** Start **
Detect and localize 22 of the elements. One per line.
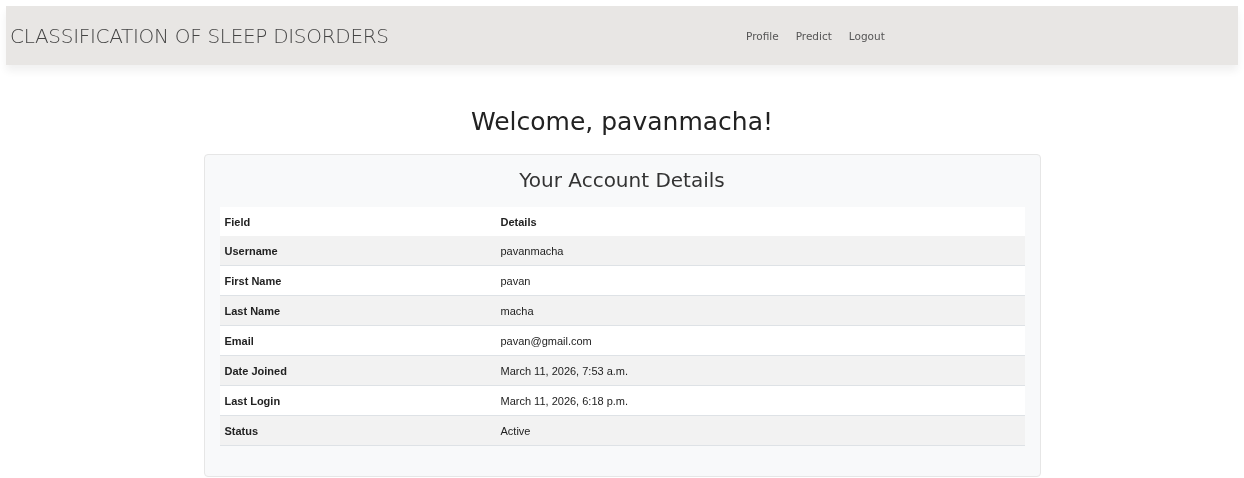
brand-title: CLASSIFICATION OF SLEEP DISORDERS	[10, 23, 390, 48]
table-cell: Date Joined	[219, 355, 496, 386]
table-cell: Status	[219, 415, 496, 446]
table-cell: Last Login	[219, 385, 496, 416]
column-header: Details	[495, 207, 1025, 236]
nav-link[interactable]: Logout	[848, 29, 885, 42]
card-title: Your Account Details	[518, 167, 726, 193]
table-cell: March 11, 2026, 6:18 p.m.	[495, 385, 1025, 416]
table-cell: pavan@gmail.com	[495, 325, 1025, 356]
table-cell: macha	[495, 295, 1025, 326]
nav-link[interactable]: Profile	[746, 29, 779, 42]
column-header: Field	[219, 207, 496, 236]
table-cell: pavanmacha	[495, 236, 1025, 266]
nav-link[interactable]: Predict	[795, 29, 832, 42]
table-cell: pavan	[495, 265, 1025, 296]
table-cell: Active	[495, 415, 1025, 446]
table-cell: March 11, 2026, 7:53 a.m.	[495, 355, 1025, 386]
table-cell: Last Name	[219, 295, 496, 326]
table-cell: First Name	[219, 265, 496, 296]
table-cell: Email	[219, 325, 496, 356]
welcome-heading: Welcome, pavanmacha!	[470, 107, 774, 137]
table-cell: Username	[219, 236, 496, 266]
** End **
Can you copy the stretch from the line containing "brand-title: CLASSIFICATION OF" through the last line of the entries, word for word?

brand-title: CLASSIFICATION OF SLEEP DISORDERS	[10, 23, 390, 48]
table-cell: Date Joined	[219, 355, 496, 386]
table-cell: Status	[219, 415, 496, 446]
table-cell: Last Login	[219, 385, 496, 416]
column-header: Details	[495, 207, 1025, 236]
nav-link[interactable]: Logout	[848, 29, 885, 42]
card-title: Your Account Details	[518, 167, 726, 193]
table-cell: March 11, 2026, 6:18 p.m.	[495, 385, 1025, 416]
table-cell: pavan@gmail.com	[495, 325, 1025, 356]
table-cell: macha	[495, 295, 1025, 326]
nav-link[interactable]: Profile	[746, 29, 779, 42]
column-header: Field	[219, 207, 496, 236]
table-cell: pavanmacha	[495, 236, 1025, 266]
nav-link[interactable]: Predict	[795, 29, 832, 42]
table-cell: pavan	[495, 265, 1025, 296]
table-cell: Active	[495, 415, 1025, 446]
table-cell: March 11, 2026, 7:53 a.m.	[495, 355, 1025, 386]
table-cell: Last Name	[219, 295, 496, 326]
table-cell: First Name	[219, 265, 496, 296]
table-cell: Email	[219, 325, 496, 356]
welcome-heading: Welcome, pavanmacha!	[470, 107, 774, 137]
table-cell: Username	[219, 236, 496, 266]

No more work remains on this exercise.